[Start of Attachment]
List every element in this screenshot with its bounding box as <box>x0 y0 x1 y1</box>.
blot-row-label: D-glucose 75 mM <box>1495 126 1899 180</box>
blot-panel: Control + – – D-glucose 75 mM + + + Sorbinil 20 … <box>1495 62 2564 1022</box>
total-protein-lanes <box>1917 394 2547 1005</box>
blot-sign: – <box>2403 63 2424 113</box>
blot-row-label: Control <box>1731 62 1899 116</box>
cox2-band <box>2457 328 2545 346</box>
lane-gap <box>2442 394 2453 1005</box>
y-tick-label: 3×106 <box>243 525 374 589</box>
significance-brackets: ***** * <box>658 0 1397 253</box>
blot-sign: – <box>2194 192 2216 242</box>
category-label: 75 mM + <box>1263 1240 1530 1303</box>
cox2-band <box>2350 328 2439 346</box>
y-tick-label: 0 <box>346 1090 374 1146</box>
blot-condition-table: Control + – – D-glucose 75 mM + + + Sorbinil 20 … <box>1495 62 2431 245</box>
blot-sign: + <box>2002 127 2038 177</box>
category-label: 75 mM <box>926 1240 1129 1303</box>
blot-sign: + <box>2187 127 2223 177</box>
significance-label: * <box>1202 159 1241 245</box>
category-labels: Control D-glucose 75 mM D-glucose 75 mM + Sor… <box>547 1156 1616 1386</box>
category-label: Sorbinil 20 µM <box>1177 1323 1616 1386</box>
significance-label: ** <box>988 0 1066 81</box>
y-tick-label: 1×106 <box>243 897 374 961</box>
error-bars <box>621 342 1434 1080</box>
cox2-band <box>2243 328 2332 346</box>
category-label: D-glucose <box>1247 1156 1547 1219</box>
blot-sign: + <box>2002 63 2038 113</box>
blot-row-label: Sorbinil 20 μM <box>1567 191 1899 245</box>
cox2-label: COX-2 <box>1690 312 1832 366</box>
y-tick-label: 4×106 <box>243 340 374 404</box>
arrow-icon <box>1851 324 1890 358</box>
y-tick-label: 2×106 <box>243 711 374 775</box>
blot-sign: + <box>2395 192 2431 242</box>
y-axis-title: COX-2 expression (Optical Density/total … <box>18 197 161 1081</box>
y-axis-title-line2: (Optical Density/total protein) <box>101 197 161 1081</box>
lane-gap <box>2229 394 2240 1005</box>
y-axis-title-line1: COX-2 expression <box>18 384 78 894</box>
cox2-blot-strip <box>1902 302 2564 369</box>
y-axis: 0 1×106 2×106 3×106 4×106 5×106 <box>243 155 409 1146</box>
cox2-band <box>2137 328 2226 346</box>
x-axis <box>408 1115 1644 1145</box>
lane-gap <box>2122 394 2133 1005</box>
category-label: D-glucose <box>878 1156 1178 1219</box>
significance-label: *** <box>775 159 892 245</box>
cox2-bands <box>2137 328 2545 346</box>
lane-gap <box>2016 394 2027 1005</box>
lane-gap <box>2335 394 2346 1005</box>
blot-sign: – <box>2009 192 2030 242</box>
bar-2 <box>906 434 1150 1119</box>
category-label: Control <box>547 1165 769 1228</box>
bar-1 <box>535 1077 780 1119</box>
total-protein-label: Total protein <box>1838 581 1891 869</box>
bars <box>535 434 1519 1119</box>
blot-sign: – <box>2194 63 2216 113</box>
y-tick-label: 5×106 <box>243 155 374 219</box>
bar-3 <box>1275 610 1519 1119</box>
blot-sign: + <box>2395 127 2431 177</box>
[End of Attachment]
*REQUIRED WORK*
Copy out every line of the material above that mentions the word "significance".

*WORKED SOLUTION*
significance-brackets: ***** * <box>658 0 1397 253</box>
significance-label: * <box>1202 159 1241 245</box>
significance-label: ** <box>988 0 1066 81</box>
significance-label: *** <box>775 159 892 245</box>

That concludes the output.